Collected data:
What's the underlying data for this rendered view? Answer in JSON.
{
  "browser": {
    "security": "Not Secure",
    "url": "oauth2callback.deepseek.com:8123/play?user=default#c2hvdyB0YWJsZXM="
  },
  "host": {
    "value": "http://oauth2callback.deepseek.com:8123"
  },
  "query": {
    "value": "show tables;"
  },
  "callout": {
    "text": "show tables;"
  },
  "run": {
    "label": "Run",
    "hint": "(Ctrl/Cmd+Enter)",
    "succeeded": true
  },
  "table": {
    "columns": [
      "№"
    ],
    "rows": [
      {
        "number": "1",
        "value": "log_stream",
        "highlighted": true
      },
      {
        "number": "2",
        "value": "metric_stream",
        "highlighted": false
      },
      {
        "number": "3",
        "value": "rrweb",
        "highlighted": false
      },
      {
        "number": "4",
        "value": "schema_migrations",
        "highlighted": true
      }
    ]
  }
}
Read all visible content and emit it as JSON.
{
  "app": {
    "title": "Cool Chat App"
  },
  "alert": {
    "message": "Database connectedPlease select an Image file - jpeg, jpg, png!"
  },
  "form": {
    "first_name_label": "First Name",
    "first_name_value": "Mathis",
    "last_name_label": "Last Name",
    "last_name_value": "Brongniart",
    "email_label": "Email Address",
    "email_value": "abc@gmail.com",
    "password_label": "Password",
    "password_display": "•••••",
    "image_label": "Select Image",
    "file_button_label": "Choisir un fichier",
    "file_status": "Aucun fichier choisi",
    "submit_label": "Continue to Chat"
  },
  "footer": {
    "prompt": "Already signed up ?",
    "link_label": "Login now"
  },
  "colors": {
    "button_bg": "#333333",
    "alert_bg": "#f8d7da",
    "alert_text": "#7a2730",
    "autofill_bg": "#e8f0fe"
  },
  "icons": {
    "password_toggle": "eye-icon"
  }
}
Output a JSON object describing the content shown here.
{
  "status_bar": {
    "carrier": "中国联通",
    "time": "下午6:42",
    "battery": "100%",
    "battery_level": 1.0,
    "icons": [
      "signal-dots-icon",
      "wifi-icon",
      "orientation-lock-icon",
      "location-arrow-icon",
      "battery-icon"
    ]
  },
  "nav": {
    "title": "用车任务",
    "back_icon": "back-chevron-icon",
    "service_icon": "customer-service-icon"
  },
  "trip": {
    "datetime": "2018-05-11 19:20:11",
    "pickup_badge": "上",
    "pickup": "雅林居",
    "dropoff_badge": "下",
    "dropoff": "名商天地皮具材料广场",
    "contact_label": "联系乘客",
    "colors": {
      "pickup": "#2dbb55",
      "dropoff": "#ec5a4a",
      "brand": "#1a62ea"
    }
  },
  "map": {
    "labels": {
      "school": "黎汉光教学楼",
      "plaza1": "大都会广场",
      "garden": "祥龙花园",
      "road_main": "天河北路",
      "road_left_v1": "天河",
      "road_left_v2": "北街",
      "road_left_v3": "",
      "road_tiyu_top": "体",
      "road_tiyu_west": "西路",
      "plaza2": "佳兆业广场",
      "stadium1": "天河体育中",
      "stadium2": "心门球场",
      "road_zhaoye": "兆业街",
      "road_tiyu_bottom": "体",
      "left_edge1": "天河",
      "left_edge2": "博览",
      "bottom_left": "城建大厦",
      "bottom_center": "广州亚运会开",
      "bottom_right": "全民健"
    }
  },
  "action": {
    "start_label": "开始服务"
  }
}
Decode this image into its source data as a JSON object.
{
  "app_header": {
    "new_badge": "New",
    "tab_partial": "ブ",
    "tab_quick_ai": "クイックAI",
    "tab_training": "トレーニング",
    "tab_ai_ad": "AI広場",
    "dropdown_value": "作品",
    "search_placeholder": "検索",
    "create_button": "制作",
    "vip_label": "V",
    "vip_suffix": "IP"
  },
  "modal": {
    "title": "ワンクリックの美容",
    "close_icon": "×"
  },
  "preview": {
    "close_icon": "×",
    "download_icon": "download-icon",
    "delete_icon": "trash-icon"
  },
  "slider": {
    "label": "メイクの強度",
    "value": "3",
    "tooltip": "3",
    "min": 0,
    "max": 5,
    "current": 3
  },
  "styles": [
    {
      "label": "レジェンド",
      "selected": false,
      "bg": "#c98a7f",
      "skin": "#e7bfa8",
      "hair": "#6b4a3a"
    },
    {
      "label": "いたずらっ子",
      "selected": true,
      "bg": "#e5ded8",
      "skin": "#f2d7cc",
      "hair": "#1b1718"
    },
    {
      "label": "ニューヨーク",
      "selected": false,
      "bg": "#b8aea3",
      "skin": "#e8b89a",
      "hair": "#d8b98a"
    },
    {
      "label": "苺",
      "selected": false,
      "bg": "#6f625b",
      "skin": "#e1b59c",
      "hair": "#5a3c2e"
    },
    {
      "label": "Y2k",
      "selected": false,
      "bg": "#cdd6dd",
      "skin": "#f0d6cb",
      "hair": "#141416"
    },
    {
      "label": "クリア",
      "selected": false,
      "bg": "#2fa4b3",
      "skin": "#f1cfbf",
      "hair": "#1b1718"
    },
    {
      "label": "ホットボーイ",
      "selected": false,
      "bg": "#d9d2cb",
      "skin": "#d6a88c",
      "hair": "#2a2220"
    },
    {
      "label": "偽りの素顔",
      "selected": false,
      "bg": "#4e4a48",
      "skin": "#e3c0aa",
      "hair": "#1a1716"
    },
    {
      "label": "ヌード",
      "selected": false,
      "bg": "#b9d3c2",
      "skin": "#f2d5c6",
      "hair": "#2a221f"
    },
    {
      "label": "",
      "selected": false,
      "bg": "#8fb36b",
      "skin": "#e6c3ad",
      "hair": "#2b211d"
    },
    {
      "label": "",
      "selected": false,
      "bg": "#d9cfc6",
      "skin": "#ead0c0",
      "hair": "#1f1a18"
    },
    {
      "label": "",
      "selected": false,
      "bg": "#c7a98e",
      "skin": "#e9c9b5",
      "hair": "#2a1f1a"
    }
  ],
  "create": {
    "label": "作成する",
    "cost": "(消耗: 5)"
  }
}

Instructions to follow: Output the listing above word for word.

Response to the task:
What's the underlying data for this rendered view? Answer in JSON.
{
  "browser": {
    "security": "Not Secure",
    "url": "oauth2callback.deepseek.com:8123/play?user=default#c2hvdyB0YWJsZXM="
  },
  "host": {
    "value": "http://oauth2callback.deepseek.com:8123"
  },
  "query": {
    "value": "show tables;"
  },
  "callout": {
    "text": "show tables;"
  },
  "run": {
    "label": "Run",
    "hint": "(Ctrl/Cmd+Enter)",
    "succeeded": true
  },
  "table": {
    "columns": [
      "№"
    ],
    "rows": [
      {
        "number": "1",
        "value": "log_stream",
        "highlighted": true
      },
      {
        "number": "2",
        "value": "metric_stream",
        "highlighted": false
      },
      {
        "number": "3",
        "value": "rrweb",
        "highlighted": false
      },
      {
        "number": "4",
        "value": "schema_migrations",
        "highlighted": true
      }
    ]
  }
}
Read all visible content and emit it as JSON.
{
  "app": {
    "title": "Cool Chat App"
  },
  "alert": {
    "message": "Database connectedPlease select an Image file - jpeg, jpg, png!"
  },
  "form": {
    "first_name_label": "First Name",
    "first_name_value": "Mathis",
    "last_name_label": "Last Name",
    "last_name_value": "Brongniart",
    "email_label": "Email Address",
    "email_value": "abc@gmail.com",
    "password_label": "Password",
    "password_display": "•••••",
    "image_label": "Select Image",
    "file_button_label": "Choisir un fichier",
    "file_status": "Aucun fichier choisi",
    "submit_label": "Continue to Chat"
  },
  "footer": {
    "prompt": "Already signed up ?",
    "link_label": "Login now"
  },
  "colors": {
    "button_bg": "#333333",
    "alert_bg": "#f8d7da",
    "alert_text": "#7a2730",
    "autofill_bg": "#e8f0fe"
  },
  "icons": {
    "password_toggle": "eye-icon"
  }
}
Output a JSON object describing the content shown here.
{
  "status_bar": {
    "carrier": "中国联通",
    "time": "下午6:42",
    "battery": "100%",
    "battery_level": 1.0,
    "icons": [
      "signal-dots-icon",
      "wifi-icon",
      "orientation-lock-icon",
      "location-arrow-icon",
      "battery-icon"
    ]
  },
  "nav": {
    "title": "用车任务",
    "back_icon": "back-chevron-icon",
    "service_icon": "customer-service-icon"
  },
  "trip": {
    "datetime": "2018-05-11 19:20:11",
    "pickup_badge": "上",
    "pickup": "雅林居",
    "dropoff_badge": "下",
    "dropoff": "名商天地皮具材料广场",
    "contact_label": "联系乘客",
    "colors": {
      "pickup": "#2dbb55",
      "dropoff": "#ec5a4a",
      "brand": "#1a62ea"
    }
  },
  "map": {
    "labels": {
      "school": "黎汉光教学楼",
      "plaza1": "大都会广场",
      "garden": "祥龙花园",
      "road_main": "天河北路",
      "road_left_v1": "天河",
      "road_left_v2": "北街",
      "road_left_v3": "",
      "road_tiyu_top": "体",
      "road_tiyu_west": "西路",
      "plaza2": "佳兆业广场",
      "stadium1": "天河体育中",
      "stadium2": "心门球场",
      "road_zhaoye": "兆业街",
      "road_tiyu_bottom": "体",
      "left_edge1": "天河",
      "left_edge2": "博览",
      "bottom_left": "城建大厦",
      "bottom_center": "广州亚运会开",
      "bottom_right": "全民健"
    }
  },
  "action": {
    "start_label": "开始服务"
  }
}
Decode this image into its source data as a JSON object.
{
  "app_header": {
    "new_badge": "New",
    "tab_partial": "ブ",
    "tab_quick_ai": "クイックAI",
    "tab_training": "トレーニング",
    "tab_ai_ad": "AI広場",
    "dropdown_value": "作品",
    "search_placeholder": "検索",
    "create_button": "制作",
    "vip_label": "V",
    "vip_suffix": "IP"
  },
  "modal": {
    "title": "ワンクリックの美容",
    "close_icon": "×"
  },
  "preview": {
    "close_icon": "×",
    "download_icon": "download-icon",
    "delete_icon": "trash-icon"
  },
  "slider": {
    "label": "メイクの強度",
    "value": "3",
    "tooltip": "3",
    "min": 0,
    "max": 5,
    "current": 3
  },
  "styles": [
    {
      "label": "レジェンド",
      "selected": false,
      "bg": "#c98a7f",
      "skin": "#e7bfa8",
      "hair": "#6b4a3a"
    },
    {
      "label": "いたずらっ子",
      "selected": true,
      "bg": "#e5ded8",
      "skin": "#f2d7cc",
      "hair": "#1b1718"
    },
    {
      "label": "ニューヨーク",
      "selected": false,
      "bg": "#b8aea3",
      "skin": "#e8b89a",
      "hair": "#d8b98a"
    },
    {
      "label": "苺",
      "selected": false,
      "bg": "#6f625b",
      "skin": "#e1b59c",
      "hair": "#5a3c2e"
    },
    {
      "label": "Y2k",
      "selected": false,
      "bg": "#cdd6dd",
      "skin": "#f0d6cb",
      "hair": "#141416"
    },
    {
      "label": "クリア",
      "selected": false,
      "bg": "#2fa4b3",
      "skin": "#f1cfbf",
      "hair": "#1b1718"
    },
    {
      "label": "ホットボーイ",
      "selected": false,
      "bg": "#d9d2cb",
      "skin": "#d6a88c",
      "hair": "#2a2220"
    },
    {
      "label": "偽りの素顔",
      "selected": false,
      "bg": "#4e4a48",
      "skin": "#e3c0aa",
      "hair": "#1a1716"
    },
    {
      "label": "ヌード",
      "selected": false,
      "bg": "#b9d3c2",
      "skin": "#f2d5c6",
      "hair": "#2a221f"
    },
    {
      "label": "",
      "selected": false,
      "bg": "#8fb36b",
      "skin": "#e6c3ad",
      "hair": "#2b211d"
    },
    {
      "label": "",
      "selected": false,
      "bg": "#d9cfc6",
      "skin": "#ead0c0",
      "hair": "#1f1a18"
    },
    {
      "label": "",
      "selected": false,
      "bg": "#c7a98e",
      "skin": "#e9c9b5",
      "hair": "#2a1f1a"
    }
  ],
  "create": {
    "label": "作成する",
    "cost": "(消耗: 5)"
  }
}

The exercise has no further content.